[Dataset entries on figures]
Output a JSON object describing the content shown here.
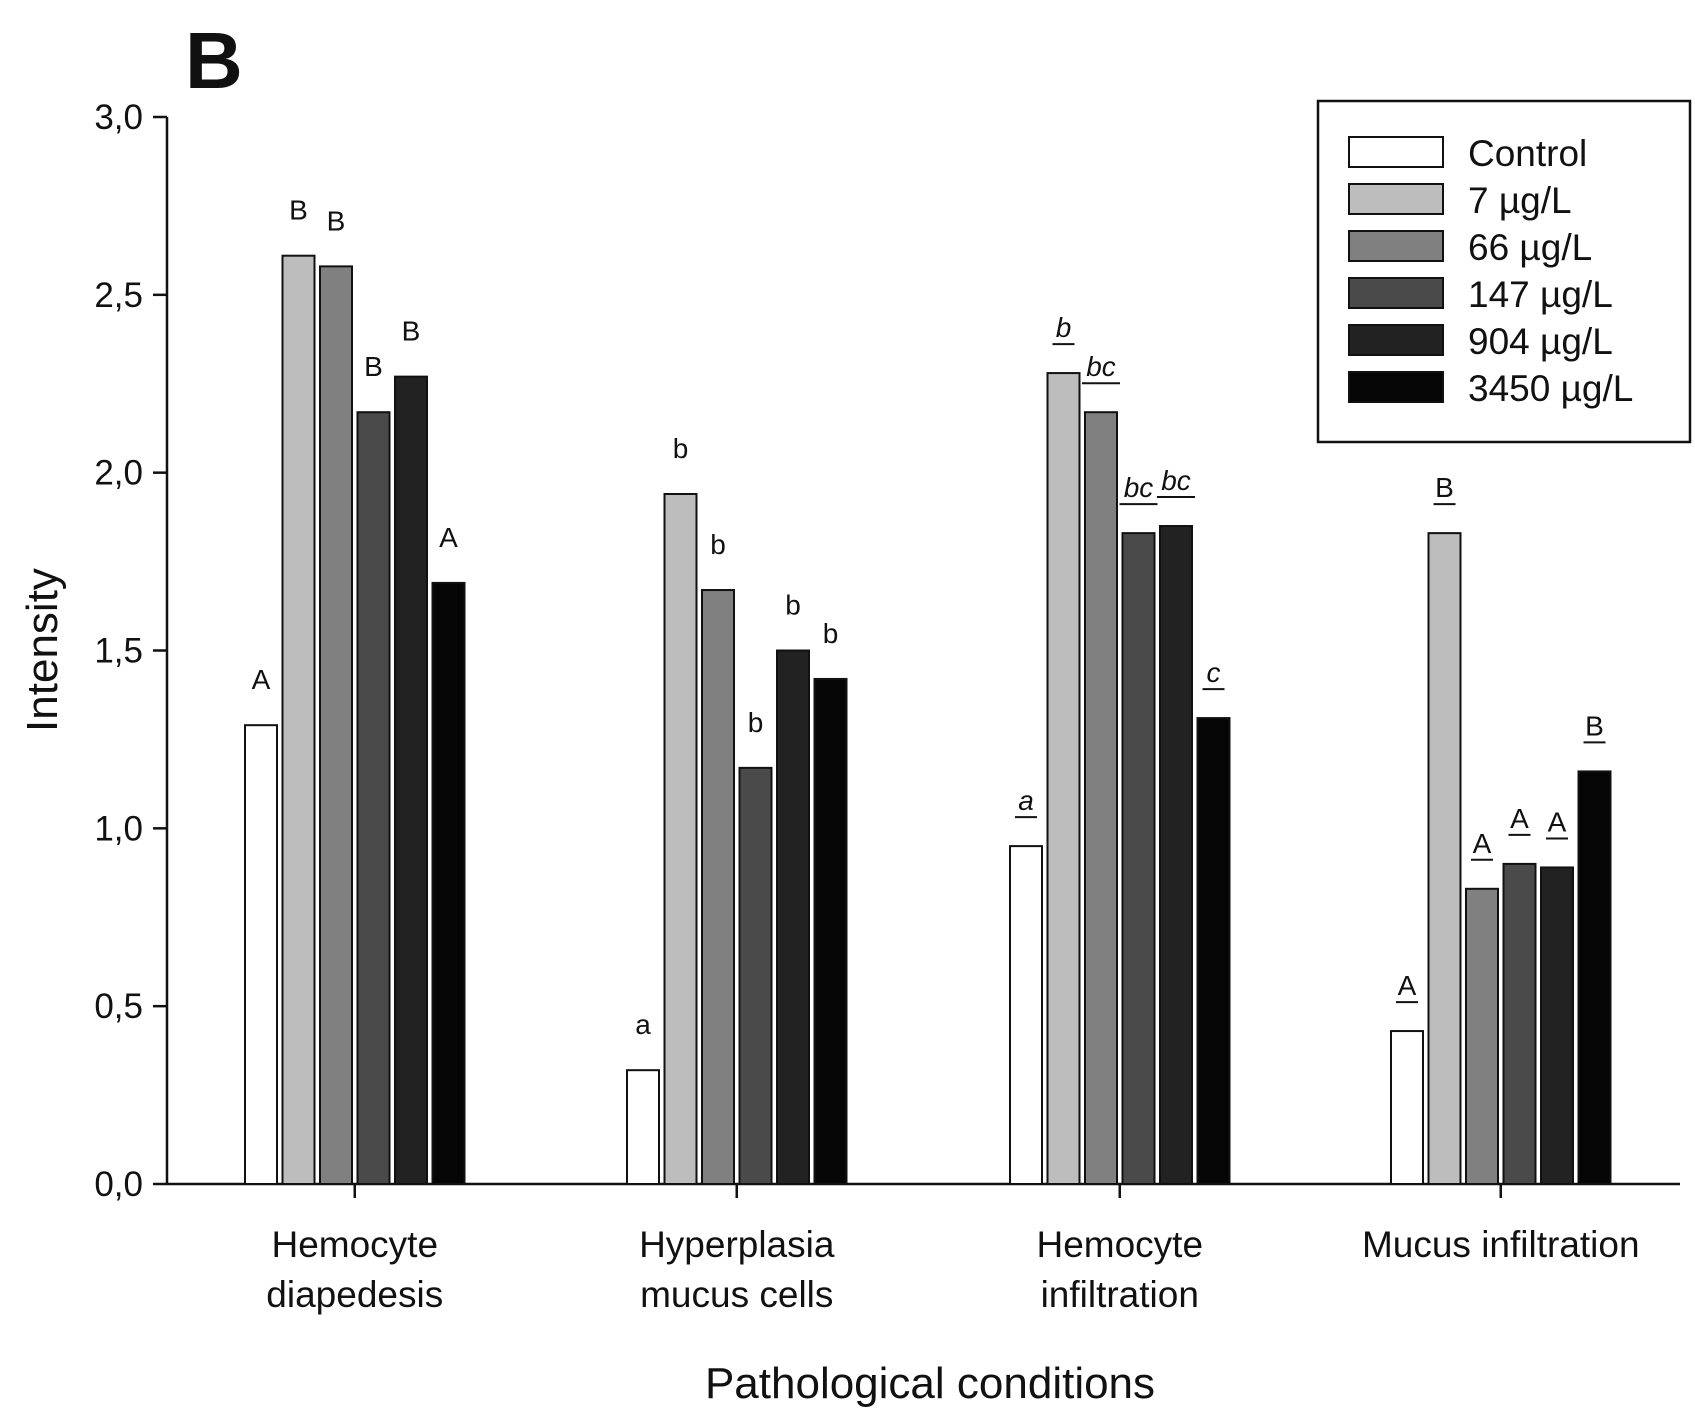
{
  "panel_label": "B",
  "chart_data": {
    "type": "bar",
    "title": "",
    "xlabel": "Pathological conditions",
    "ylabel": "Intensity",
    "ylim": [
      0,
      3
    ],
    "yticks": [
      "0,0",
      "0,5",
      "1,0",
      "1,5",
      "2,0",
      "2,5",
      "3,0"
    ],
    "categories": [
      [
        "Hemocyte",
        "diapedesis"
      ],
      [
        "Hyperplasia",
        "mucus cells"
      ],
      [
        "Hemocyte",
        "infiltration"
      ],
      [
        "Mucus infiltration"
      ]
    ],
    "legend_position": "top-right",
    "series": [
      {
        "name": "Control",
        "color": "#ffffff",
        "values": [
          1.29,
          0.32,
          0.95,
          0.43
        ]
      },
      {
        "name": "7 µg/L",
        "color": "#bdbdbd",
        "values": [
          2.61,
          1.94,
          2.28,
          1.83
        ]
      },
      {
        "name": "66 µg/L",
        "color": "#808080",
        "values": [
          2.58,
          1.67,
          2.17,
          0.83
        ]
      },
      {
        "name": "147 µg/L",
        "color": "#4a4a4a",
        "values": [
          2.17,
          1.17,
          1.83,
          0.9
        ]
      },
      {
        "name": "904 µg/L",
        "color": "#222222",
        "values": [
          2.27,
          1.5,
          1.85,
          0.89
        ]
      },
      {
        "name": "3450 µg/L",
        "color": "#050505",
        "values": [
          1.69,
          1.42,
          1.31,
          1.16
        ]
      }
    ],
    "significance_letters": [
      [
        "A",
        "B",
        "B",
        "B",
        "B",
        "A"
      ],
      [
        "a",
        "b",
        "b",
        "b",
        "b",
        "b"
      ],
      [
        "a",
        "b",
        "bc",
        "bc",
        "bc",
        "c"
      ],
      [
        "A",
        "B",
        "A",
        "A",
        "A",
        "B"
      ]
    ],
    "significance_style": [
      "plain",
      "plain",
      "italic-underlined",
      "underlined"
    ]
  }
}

* * *

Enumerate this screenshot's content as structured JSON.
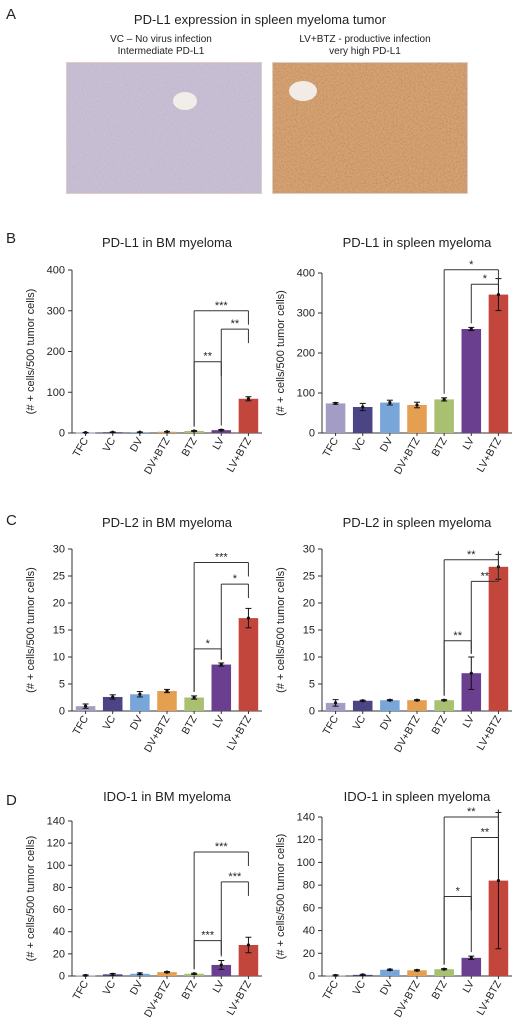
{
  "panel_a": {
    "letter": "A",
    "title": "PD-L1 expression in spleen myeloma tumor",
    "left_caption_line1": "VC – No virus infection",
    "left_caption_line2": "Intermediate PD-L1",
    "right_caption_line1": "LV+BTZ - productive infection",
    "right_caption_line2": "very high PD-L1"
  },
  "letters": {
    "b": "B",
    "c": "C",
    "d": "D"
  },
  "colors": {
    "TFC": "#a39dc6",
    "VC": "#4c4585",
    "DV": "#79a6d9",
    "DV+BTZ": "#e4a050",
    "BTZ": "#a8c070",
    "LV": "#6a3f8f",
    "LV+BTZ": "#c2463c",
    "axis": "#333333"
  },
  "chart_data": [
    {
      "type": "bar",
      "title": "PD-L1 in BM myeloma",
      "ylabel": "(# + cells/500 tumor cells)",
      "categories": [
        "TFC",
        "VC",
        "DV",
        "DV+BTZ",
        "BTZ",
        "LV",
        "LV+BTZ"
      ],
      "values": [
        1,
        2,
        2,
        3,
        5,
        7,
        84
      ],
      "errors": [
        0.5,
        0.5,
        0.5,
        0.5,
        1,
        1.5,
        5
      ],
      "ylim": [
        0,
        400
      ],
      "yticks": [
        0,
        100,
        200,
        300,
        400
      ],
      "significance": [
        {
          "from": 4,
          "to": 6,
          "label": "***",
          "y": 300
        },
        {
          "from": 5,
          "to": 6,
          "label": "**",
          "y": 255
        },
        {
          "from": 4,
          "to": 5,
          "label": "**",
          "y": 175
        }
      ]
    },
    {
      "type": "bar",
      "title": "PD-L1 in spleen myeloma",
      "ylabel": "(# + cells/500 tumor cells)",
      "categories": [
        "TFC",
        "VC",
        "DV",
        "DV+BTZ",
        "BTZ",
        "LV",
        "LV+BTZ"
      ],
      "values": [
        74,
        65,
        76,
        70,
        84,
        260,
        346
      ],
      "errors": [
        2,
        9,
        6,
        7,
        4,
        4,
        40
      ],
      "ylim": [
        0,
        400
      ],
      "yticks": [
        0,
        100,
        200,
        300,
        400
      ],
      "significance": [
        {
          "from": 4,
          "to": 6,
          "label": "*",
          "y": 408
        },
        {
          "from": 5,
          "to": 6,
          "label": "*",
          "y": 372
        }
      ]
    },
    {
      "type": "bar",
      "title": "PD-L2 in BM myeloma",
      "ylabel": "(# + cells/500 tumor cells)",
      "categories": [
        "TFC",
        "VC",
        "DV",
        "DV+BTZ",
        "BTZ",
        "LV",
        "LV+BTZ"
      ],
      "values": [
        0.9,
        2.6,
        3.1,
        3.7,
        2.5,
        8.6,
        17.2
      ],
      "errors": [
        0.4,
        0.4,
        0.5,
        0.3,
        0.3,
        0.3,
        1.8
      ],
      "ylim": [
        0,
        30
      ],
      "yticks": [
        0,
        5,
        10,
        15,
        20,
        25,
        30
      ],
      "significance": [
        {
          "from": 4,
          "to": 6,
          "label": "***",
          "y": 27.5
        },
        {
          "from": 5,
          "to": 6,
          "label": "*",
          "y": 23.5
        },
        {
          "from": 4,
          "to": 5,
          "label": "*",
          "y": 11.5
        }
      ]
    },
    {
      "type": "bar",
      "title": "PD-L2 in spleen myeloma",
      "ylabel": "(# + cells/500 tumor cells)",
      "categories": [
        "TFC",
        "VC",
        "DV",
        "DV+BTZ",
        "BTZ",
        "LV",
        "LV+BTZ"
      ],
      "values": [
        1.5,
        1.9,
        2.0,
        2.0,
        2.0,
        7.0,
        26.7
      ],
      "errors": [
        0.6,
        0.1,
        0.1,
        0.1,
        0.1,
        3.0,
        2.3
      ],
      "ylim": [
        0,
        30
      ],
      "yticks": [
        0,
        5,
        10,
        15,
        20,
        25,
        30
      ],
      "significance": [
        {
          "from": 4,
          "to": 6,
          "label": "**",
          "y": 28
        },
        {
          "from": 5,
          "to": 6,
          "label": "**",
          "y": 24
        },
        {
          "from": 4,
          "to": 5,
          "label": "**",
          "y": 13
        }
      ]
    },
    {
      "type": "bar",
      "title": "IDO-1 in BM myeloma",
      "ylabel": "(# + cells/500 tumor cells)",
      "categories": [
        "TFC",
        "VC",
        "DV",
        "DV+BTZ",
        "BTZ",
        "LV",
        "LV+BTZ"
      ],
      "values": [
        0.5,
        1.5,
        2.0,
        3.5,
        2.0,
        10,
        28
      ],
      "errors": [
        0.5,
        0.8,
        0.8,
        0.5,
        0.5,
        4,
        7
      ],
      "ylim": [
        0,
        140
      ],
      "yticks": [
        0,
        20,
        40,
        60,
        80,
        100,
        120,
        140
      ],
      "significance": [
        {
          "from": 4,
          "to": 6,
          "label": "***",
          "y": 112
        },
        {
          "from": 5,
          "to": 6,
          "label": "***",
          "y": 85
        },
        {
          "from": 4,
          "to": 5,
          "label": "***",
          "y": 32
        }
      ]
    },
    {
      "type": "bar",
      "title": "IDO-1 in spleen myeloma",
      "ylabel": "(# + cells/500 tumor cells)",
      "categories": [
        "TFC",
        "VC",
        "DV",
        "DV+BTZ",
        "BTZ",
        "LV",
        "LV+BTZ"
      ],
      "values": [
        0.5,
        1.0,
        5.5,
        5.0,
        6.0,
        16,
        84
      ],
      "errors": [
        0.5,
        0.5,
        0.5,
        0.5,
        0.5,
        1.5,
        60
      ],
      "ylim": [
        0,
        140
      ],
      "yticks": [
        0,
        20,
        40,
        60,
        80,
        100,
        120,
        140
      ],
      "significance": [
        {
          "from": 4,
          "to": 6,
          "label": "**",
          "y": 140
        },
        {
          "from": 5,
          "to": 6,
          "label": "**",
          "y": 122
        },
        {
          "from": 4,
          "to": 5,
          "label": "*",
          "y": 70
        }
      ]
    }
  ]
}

Prompt:
Where does the string "title" appear in the records? Copy every line that holds it.

Answer section:
    "title": "",
    "title": "PD-L1 expression in spleen myeloma tumor",
      "title": "PD-L1 in BM myeloma",
      "title": "PD-L1 in spleen myeloma",
      "title": "PD-L2 in BM myeloma",
      "title": "PD-L2 in spleen myeloma",
      "title": "IDO-1 in BM myeloma",
      "title": "IDO-1 in spleen myeloma",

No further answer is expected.